(Dataset excerpt)
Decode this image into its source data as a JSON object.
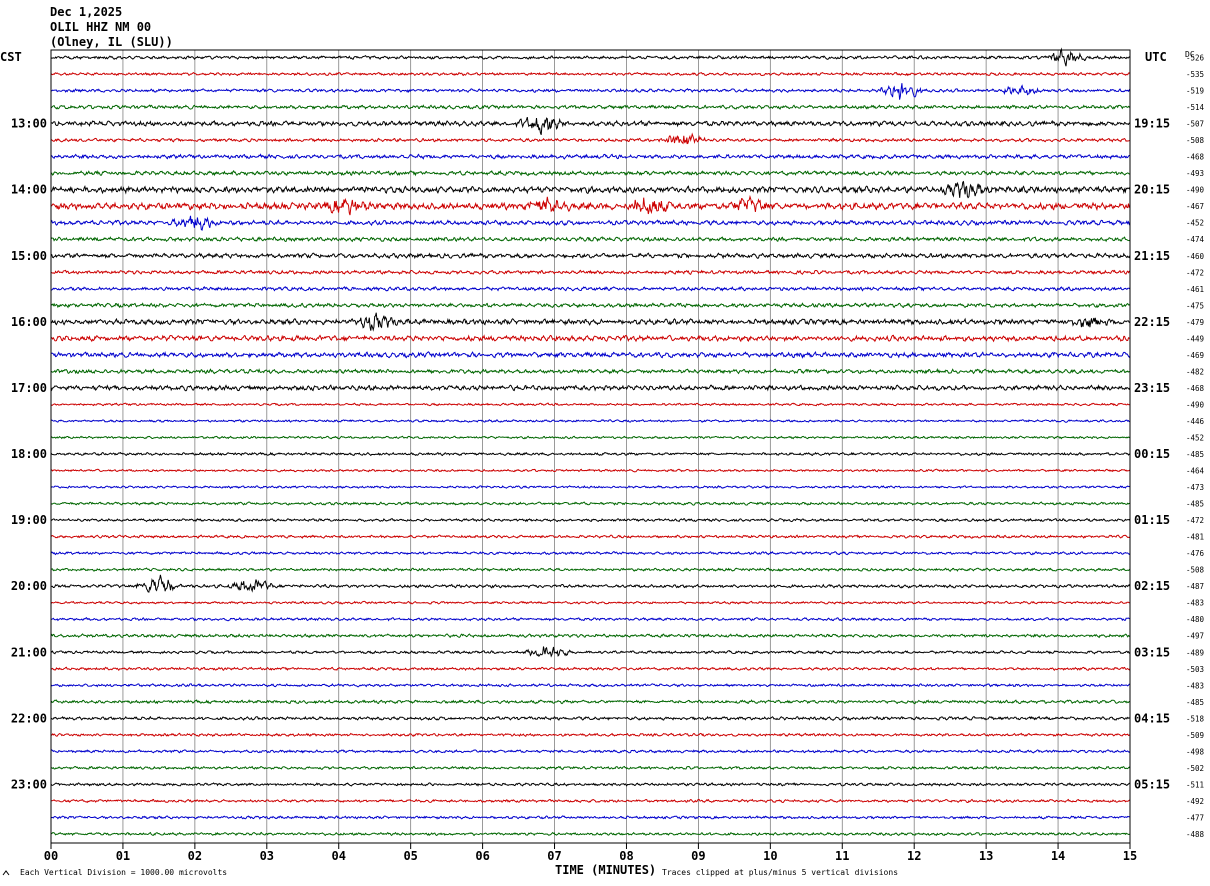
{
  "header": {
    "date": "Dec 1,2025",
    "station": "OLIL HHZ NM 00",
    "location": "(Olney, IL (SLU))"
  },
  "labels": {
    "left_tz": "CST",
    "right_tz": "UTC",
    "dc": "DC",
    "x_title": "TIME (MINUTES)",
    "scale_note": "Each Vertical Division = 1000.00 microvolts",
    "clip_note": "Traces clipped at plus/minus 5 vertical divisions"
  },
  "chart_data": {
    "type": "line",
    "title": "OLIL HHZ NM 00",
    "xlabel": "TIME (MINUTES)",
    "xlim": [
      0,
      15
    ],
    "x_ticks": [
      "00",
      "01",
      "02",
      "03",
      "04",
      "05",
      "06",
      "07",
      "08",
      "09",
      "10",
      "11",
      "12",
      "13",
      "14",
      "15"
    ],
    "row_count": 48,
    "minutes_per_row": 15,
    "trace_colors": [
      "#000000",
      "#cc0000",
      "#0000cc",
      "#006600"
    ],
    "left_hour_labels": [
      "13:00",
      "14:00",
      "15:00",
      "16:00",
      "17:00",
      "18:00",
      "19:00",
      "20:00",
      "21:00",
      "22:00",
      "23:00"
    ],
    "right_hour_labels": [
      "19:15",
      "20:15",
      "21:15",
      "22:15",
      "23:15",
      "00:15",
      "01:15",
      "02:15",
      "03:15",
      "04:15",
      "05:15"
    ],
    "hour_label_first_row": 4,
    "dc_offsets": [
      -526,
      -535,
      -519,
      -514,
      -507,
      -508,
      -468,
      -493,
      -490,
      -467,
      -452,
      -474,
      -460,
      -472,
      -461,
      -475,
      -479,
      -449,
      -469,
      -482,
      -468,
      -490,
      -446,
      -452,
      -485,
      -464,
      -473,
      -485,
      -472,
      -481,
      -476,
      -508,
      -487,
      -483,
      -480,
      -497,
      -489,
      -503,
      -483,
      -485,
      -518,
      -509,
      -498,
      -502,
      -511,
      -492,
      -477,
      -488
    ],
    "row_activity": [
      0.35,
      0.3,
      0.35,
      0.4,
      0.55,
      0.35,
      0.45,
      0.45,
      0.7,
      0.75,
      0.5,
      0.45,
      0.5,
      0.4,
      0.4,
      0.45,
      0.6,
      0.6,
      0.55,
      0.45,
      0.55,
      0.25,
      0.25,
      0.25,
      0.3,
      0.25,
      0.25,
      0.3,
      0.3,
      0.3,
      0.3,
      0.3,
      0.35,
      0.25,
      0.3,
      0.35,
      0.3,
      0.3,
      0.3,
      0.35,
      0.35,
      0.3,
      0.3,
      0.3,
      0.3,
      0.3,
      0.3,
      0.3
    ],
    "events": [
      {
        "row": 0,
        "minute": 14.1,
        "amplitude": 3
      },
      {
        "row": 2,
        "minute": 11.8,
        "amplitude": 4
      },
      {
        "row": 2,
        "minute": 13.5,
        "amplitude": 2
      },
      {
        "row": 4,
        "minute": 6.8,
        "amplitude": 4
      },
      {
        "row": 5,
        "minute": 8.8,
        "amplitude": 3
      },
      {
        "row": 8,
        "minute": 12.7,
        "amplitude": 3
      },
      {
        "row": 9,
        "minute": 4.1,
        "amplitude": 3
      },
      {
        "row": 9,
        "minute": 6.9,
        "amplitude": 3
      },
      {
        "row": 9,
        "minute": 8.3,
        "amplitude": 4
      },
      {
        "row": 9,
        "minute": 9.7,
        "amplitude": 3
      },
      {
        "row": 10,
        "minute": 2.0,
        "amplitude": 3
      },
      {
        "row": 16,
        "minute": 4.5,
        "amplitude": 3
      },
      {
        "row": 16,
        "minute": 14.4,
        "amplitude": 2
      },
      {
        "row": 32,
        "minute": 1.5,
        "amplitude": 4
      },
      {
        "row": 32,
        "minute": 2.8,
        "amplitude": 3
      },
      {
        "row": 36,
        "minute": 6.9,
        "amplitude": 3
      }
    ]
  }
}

...

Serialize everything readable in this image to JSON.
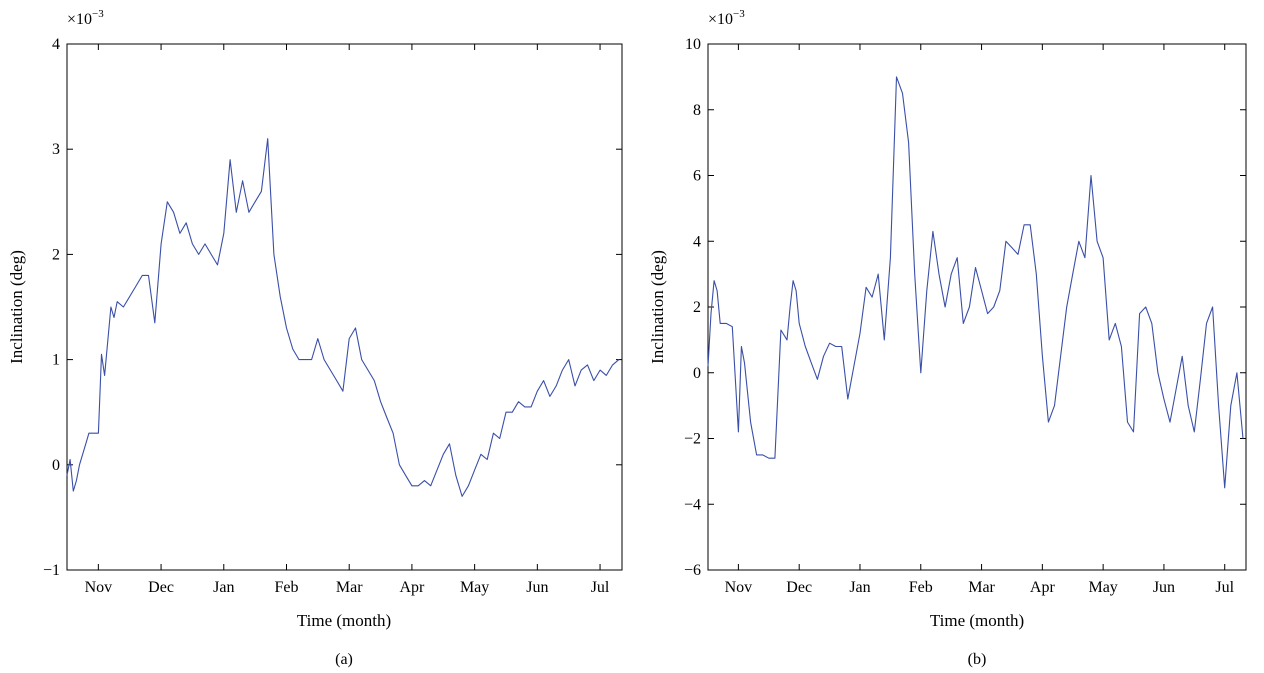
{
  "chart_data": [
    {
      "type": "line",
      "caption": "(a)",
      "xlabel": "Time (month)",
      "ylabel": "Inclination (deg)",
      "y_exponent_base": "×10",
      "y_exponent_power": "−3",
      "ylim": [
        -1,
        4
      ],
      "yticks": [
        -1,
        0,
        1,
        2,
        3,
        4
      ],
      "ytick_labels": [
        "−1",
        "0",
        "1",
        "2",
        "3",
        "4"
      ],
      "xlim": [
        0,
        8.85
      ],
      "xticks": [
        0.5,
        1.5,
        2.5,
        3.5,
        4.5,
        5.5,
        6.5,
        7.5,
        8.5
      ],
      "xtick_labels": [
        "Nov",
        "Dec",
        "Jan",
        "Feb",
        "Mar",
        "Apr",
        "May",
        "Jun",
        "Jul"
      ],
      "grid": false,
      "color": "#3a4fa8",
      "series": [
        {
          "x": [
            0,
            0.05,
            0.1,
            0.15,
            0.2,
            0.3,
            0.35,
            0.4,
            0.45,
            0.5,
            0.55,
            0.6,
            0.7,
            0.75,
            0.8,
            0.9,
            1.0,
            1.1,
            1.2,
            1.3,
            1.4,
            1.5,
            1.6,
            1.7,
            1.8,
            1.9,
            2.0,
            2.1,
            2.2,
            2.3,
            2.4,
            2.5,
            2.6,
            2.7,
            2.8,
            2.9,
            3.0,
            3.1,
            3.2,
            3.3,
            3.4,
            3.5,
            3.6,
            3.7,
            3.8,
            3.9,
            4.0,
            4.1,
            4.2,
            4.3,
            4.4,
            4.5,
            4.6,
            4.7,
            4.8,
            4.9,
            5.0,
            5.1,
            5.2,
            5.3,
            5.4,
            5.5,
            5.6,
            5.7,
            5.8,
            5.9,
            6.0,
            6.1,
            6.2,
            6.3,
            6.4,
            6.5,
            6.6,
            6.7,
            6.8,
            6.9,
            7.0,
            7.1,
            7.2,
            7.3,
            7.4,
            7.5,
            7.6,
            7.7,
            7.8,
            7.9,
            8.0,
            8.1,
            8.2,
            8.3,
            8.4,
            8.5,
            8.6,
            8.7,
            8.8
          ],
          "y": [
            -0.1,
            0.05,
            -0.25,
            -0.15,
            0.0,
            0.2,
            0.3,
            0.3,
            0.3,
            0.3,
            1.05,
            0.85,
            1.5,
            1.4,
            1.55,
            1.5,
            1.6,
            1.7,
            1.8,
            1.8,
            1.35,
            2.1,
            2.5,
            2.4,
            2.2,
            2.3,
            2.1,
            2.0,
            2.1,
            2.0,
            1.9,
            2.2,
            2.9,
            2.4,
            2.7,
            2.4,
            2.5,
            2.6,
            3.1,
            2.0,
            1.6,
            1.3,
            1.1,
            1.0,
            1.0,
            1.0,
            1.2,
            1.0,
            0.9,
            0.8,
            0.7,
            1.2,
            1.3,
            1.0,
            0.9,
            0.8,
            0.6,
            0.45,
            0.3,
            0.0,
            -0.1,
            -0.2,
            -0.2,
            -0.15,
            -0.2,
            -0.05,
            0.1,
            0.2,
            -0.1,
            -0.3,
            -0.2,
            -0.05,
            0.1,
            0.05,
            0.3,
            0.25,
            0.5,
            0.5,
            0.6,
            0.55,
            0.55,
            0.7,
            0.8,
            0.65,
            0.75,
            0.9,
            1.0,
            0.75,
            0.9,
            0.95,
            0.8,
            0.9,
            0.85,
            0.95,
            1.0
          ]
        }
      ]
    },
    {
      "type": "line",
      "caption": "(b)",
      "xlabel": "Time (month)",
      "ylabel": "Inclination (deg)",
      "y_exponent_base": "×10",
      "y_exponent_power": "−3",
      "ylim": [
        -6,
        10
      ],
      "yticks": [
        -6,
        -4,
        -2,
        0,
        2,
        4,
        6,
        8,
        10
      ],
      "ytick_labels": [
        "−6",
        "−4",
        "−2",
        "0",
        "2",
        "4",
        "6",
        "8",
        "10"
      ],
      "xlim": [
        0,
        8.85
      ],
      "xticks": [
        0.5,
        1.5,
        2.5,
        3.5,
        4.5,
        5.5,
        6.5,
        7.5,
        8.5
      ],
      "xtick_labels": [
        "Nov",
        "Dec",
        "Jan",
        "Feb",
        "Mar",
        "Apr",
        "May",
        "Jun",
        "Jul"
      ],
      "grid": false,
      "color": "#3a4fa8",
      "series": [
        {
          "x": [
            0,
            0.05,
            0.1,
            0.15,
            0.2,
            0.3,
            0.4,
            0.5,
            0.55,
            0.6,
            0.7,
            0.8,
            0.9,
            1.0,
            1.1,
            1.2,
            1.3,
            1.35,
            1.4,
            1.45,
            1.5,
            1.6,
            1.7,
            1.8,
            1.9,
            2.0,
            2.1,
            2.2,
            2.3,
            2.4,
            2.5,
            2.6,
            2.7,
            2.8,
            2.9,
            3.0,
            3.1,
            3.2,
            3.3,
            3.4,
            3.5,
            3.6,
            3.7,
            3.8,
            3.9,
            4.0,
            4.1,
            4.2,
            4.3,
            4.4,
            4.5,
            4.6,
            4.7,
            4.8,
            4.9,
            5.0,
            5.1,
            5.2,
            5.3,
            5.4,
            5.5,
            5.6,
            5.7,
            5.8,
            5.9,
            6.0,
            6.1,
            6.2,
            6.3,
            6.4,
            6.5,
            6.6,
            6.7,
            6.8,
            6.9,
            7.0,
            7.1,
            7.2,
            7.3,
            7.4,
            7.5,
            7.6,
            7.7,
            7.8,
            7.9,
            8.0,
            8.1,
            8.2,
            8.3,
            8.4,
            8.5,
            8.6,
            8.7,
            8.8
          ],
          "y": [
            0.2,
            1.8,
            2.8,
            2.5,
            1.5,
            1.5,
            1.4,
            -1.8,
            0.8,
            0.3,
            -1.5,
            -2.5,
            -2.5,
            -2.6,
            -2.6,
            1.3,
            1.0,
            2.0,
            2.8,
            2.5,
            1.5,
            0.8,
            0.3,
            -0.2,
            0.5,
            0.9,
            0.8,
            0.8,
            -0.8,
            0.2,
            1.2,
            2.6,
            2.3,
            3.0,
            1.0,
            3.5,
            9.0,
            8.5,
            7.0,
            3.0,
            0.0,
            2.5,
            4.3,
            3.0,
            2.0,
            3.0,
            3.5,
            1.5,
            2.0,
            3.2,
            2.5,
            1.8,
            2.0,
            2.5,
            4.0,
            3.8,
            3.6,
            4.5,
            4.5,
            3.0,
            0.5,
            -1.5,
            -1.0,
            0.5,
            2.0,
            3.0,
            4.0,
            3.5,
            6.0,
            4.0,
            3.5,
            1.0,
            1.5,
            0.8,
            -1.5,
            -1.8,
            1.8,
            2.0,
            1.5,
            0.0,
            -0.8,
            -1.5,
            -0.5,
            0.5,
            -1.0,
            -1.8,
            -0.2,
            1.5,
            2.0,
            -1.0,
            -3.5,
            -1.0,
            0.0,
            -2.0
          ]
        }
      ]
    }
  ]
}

---

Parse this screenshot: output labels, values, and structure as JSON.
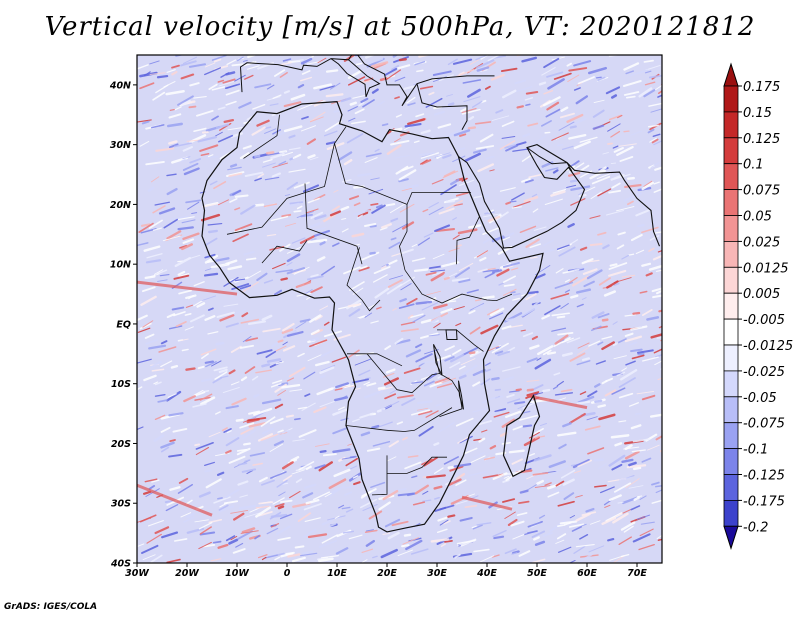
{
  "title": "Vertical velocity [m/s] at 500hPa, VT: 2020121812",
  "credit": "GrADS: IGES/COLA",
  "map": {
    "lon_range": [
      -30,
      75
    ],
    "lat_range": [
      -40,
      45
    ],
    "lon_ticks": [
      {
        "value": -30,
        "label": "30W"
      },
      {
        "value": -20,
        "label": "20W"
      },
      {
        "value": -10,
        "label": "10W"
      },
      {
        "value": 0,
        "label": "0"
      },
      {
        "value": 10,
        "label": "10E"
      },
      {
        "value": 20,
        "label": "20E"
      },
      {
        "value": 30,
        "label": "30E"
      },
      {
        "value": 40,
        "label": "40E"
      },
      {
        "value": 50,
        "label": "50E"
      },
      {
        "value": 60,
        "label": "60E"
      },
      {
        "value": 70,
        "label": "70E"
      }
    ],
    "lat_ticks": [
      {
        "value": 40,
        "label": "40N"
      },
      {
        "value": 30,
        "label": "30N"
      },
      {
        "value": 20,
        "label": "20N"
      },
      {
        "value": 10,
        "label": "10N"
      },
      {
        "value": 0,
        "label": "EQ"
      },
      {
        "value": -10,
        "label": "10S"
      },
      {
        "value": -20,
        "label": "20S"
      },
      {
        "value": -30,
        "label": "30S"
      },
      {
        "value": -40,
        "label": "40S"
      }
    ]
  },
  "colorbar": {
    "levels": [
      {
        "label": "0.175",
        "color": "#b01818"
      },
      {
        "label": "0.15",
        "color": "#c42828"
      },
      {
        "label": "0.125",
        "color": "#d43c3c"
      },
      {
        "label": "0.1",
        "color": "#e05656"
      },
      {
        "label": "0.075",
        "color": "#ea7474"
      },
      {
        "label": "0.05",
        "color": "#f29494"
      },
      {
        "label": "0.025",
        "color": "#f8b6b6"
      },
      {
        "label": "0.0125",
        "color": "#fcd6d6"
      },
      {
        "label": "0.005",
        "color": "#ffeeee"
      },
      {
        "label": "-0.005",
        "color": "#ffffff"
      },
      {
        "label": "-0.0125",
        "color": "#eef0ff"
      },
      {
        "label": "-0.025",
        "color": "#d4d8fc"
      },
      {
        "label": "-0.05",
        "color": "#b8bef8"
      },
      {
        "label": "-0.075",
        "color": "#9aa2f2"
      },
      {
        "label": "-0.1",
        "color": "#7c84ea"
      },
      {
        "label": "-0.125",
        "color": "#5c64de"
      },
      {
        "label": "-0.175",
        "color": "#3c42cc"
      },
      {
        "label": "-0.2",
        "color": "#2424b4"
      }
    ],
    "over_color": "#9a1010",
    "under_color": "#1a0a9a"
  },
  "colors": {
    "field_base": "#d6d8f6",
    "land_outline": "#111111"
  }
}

▸ Written instruction: Lines holding the word "JSON" in the entries above are the ones to pull out. Copy them all.

▸ Exercise output:
Decode this image into its source data as a JSON object.
Serialize everything readable in this image to JSON.
Parse this screenshot: output labels, values, and structure as JSON.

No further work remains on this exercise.